WHAT YOU HAVE TO DO:
All lines in which the word "JSON" occurs are to be extracted.

INFORMATION SHOWN:
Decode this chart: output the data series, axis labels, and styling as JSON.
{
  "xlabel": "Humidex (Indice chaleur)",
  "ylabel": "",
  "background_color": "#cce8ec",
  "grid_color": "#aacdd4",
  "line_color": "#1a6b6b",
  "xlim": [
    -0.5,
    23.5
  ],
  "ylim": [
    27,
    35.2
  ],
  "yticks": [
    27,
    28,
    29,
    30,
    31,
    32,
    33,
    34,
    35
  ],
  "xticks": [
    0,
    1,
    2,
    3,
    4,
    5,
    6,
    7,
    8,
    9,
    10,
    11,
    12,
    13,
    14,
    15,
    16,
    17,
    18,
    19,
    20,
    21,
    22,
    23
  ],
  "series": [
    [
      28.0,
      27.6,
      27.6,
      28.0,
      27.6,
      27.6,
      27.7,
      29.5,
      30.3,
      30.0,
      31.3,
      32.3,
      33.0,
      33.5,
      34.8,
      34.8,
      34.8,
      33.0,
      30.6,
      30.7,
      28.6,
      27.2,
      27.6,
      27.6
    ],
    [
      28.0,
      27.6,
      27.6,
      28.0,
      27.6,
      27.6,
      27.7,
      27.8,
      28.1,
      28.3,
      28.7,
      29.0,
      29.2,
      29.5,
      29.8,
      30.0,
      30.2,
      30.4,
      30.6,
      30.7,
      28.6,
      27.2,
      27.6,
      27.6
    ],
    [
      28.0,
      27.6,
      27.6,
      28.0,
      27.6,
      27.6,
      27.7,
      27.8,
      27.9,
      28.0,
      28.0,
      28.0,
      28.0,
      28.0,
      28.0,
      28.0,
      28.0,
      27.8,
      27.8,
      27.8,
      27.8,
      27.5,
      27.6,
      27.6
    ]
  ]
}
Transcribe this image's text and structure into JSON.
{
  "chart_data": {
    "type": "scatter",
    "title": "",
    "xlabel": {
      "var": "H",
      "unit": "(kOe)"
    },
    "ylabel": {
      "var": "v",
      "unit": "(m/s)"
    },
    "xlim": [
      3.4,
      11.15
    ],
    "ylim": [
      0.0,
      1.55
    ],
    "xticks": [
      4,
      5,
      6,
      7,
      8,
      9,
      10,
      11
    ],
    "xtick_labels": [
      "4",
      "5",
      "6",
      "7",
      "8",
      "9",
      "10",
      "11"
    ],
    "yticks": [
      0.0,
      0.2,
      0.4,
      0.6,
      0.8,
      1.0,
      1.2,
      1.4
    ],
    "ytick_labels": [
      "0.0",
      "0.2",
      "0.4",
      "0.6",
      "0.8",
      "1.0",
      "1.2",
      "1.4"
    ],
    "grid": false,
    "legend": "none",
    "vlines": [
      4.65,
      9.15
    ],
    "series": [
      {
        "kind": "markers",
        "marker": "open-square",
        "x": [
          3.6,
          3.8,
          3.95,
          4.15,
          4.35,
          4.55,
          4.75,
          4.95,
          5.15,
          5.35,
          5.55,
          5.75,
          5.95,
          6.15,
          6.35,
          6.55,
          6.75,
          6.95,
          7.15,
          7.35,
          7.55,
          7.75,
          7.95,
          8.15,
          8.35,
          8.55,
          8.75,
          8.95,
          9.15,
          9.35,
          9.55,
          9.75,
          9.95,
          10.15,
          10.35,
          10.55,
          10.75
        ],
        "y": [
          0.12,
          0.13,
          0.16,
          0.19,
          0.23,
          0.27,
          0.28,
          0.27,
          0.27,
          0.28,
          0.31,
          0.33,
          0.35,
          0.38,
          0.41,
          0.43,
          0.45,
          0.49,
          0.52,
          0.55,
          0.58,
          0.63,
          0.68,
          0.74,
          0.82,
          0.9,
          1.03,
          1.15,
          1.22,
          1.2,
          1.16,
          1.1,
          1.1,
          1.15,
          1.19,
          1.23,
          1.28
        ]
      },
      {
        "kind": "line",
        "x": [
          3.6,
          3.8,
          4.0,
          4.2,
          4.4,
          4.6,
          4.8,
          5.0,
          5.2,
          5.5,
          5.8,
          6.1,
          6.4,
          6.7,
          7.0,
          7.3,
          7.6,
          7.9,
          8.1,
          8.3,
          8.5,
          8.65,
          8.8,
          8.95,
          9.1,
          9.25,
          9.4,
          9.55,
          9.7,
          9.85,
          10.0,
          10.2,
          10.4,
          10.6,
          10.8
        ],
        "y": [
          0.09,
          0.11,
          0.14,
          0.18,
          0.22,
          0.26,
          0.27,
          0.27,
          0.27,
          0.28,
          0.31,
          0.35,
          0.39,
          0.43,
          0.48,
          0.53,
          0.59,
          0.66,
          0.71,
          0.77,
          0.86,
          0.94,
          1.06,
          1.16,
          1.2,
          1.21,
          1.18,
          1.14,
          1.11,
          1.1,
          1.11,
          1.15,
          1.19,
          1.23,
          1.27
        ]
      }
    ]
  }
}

ANSWER TO THIS PROBLEM:
Decode this chart: output the data series, axis labels, and styling as JSON.
Transcribe this image's text and structure into JSON.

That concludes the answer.